(begin)
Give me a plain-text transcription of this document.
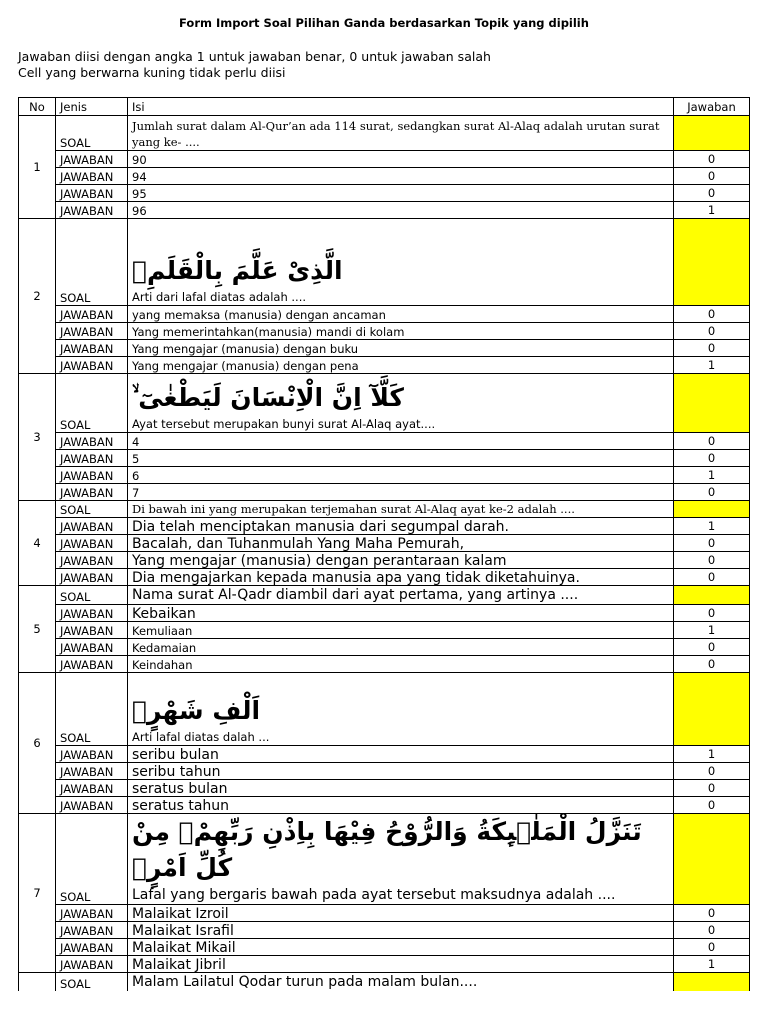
Form Import Soal Pilihan Ganda berdasarkan Topik yang dipilih
Jawaban diisi dengan angka 1 untuk jawaban benar, 0 untuk jawaban salah
Cell yang berwarna kuning tidak perlu diisi
No	Jenis	Isi	Jawaban
1	SOAL	Jumlah surat dalam Al-Qur’an ada 114 surat, sedangkan surat Al-Alaq adalah urutan surat yang ke- ....	

	JAWABAN	90	0
	JAWABAN	94	0
	JAWABAN	95	0
	JAWABAN	96	1
2	SOAL	الَّذِىْ عَلَّمَ بِالْقَلَمِۙ
Arti dari lafal diatas adalah ....	

	JAWABAN	yang memaksa (manusia) dengan ancaman	0
	JAWABAN	Yang memerintahkan(manusia) mandi di kolam	0
	JAWABAN	Yang mengajar (manusia) dengan buku	0
	JAWABAN	Yang mengajar (manusia) dengan pena	1
3	SOAL	كَلَّآ اِنَّ الْاِنْسَانَ لَيَطْغٰىٓ ۙ
Ayat tersebut merupakan bunyi surat Al-Alaq ayat....	

	JAWABAN	4	0
	JAWABAN	5	0
	JAWABAN	6	1
	JAWABAN	7	0
4	SOAL	Di bawah ini yang merupakan terjemahan surat Al-Alaq ayat ke-2 adalah ....	

	JAWABAN	Dia telah menciptakan manusia dari segumpal darah.	1
	JAWABAN	Bacalah, dan Tuhanmulah Yang Maha Pemurah,	0
	JAWABAN	Yang mengajar (manusia) dengan perantaraan kalam	0
	JAWABAN	Dia mengajarkan kepada manusia apa yang tidak diketahuinya.	0
5	SOAL	Nama surat Al-Qadr diambil dari ayat pertama, yang artinya ....	

	JAWABAN	Kebaikan	0
	JAWABAN	Kemuliaan	1
	JAWABAN	Kedamaian	0
	JAWABAN	Keindahan	0
6	SOAL	اَلْفِ شَهْرٍۗ
Arti lafal diatas dalah ...	

	JAWABAN	seribu bulan	1
	JAWABAN	seribu tahun	0
	JAWABAN	seratus bulan	0
	JAWABAN	seratus tahun	0
7	SOAL	تَنَزَّلُ الْمَلٰۤىِٕكَةُ وَالرُّوْحُ فِيْهَا بِاِذْنِ رَبِّهِمْۚ مِنْ كُلِّ اَمْرٍۛ
Lafal yang bergaris bawah pada ayat tersebut maksudnya adalah ....	

	JAWABAN	Malaikat Izroil	0
	JAWABAN	Malaikat Israfil	0
	JAWABAN	Malaikat Mikail	0
	JAWABAN	Malaikat Jibril	1
	SOAL	Malam Lailatul Qodar turun pada malam bulan....	
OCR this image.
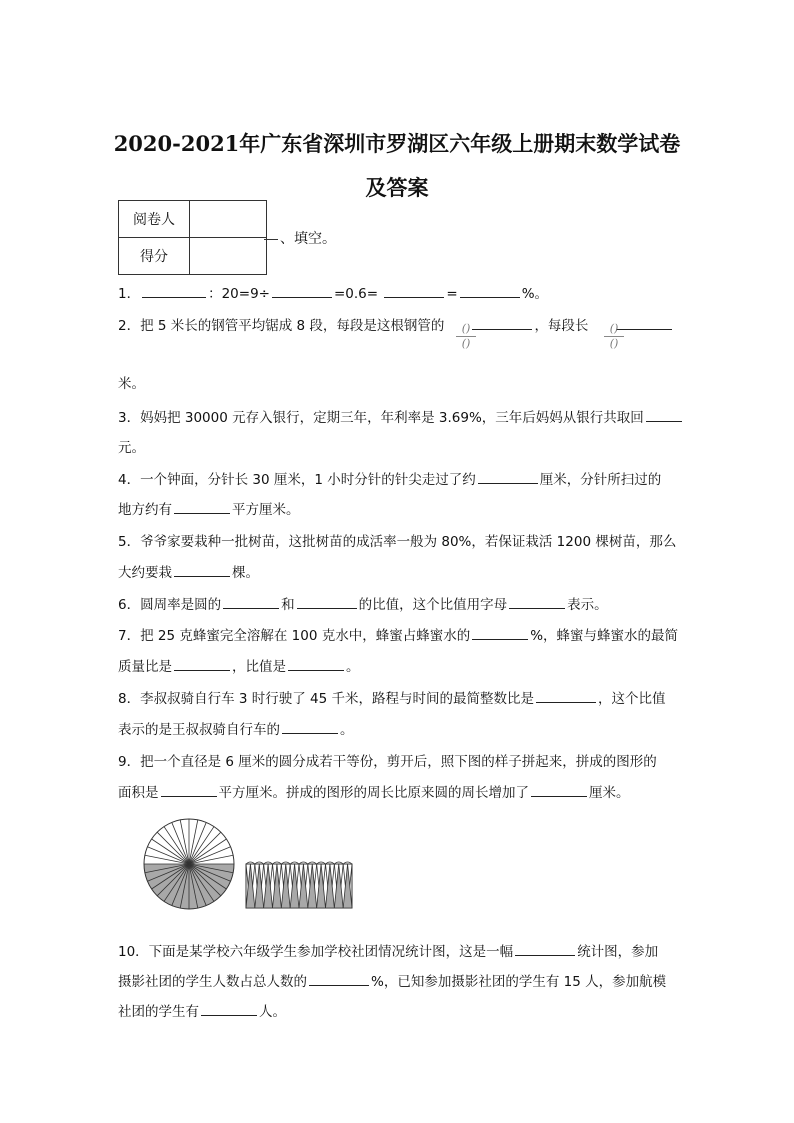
2020-2021年广东省深圳市罗湖区六年级上册期末数学试卷
及答案
阅卷人	
得分	
、填空。
1．	：20=9÷	=0.6=	=	%。
2．把 5 米长的钢管平均锯成 8 段，每段是这根钢管的	，每段长
()
()
()
()
米。
3．妈妈把 30000 元存入银行，定期三年，年利率是 3.69%，三年后妈妈从银行共取回
元。
4．一个钟面，分针长 30 厘米，1 小时分针的针尖走过了约	厘米，分针所扫过的
地方约有	平方厘米。
5．爷爷家要栽种一批树苗，这批树苗的成活率一般为 80%，若保证栽活 1200 棵树苗，那么
大约要栽	棵。
6．圆周率是圆的	和	的比值，这个比值用字母	表示。
7．把 25 克蜂蜜完全溶解在 100 克水中，蜂蜜占蜂蜜水的	%，蜂蜜与蜂蜜水的最简
质量比是	，比值是	。
8．李叔叔骑自行车 3 时行驶了 45 千米，路程与时间的最简整数比是	，这个比值
表示的是王叔叔骑自行车的	。
9．把一个直径是 6 厘米的圆分成若干等份，剪开后，照下图的样子拼起来，拼成的图形的
面积是	平方厘米。拼成的图形的周长比原来圆的周长增加了	厘米。
10．下面是某学校六年级学生参加学校社团情况统计图，这是一幅	统计图，参加
摄影社团的学生人数占总人数的	%，已知参加摄影社团的学生有 15 人，参加航模
社团的学生有	人。
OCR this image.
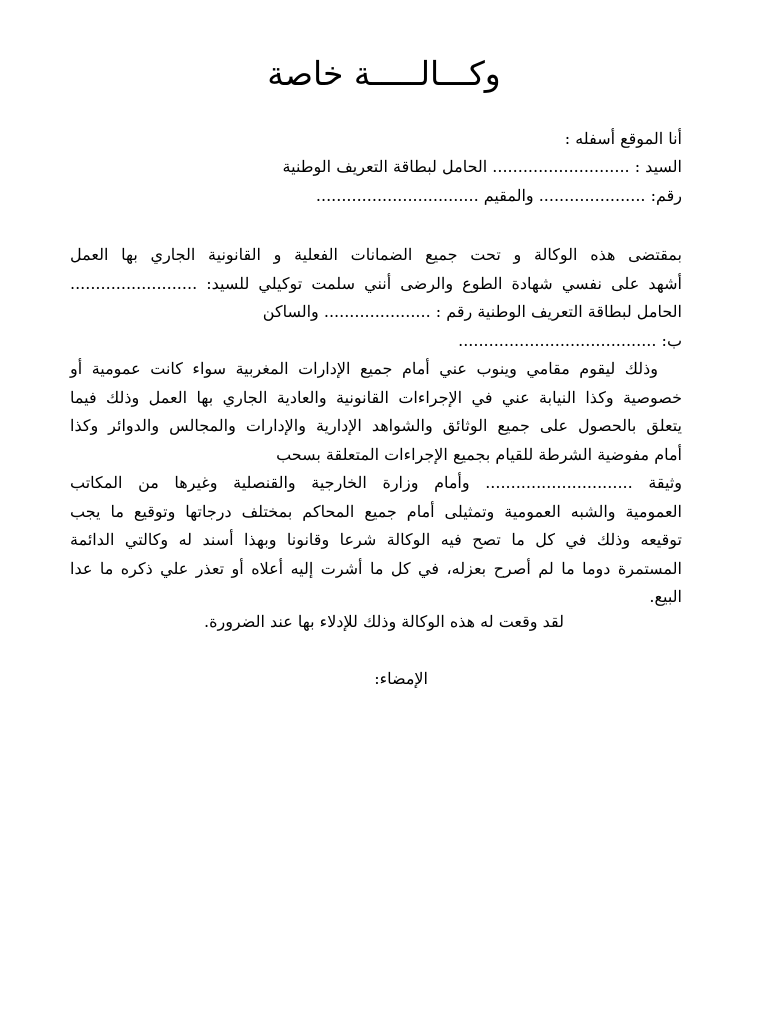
وكـــالـــــة خاصة
أنا الموقع أسفله :
السيد : ........................... الحامل لبطاقة التعريف الوطنية
رقم: ..................... والمقيم ................................
بمقتضى هذه الوكالة و تحت جميع الضمانات الفعلية و القانونية الجاري بها العمل
أشهد على نفسي شهادة الطوع والرضى أنني سلمت توكيلي للسيد: .........................
الحامل لبطاقة التعريف الوطنية رقم : ..................... والساكن
ب: .......................................
وذلك ليقوم مقامي وينوب عني أمام جميع الإدارات المغربية سواء كانت عمومية أو
خصوصية وكذا النيابة عني في الإجراءات القانونية والعادية الجاري بها العمل وذلك فيما
يتعلق بالحصول على جميع الوثائق والشواهد الإدارية والإدارات والمجالس والدوائر وكذا
أمام مفوضية الشرطة للقيام بجميع الإجراءات المتعلقة بسحب
وثيقة ............................. وأمام وزارة الخارجية والقنصلية وغيرها من المكاتب
العمومية والشبه العمومية وتمثيلى أمام جميع المحاكم بمختلف درجاتها وتوقيع ما يجب
توقيعه وذلك في كل ما تصح فيه الوكالة شرعا وقانونا وبهذا أسند له وكالتي الدائمة
المستمرة دوما ما لم أصرح بعزله، في كل ما أشرت إليه أعلاه أو تعذر علي ذكره ما عدا
البيع.
لقد وقعت له هذه الوكالة وذلك للإدلاء بها عند الضرورة.
الإمضاء:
(end)
* _Requirements_
Every line above that contains the word "diatas" should be reported.

* _Response_
Arti dari lafal diatas adalah ....	
Arti lafal diatas dalah ...	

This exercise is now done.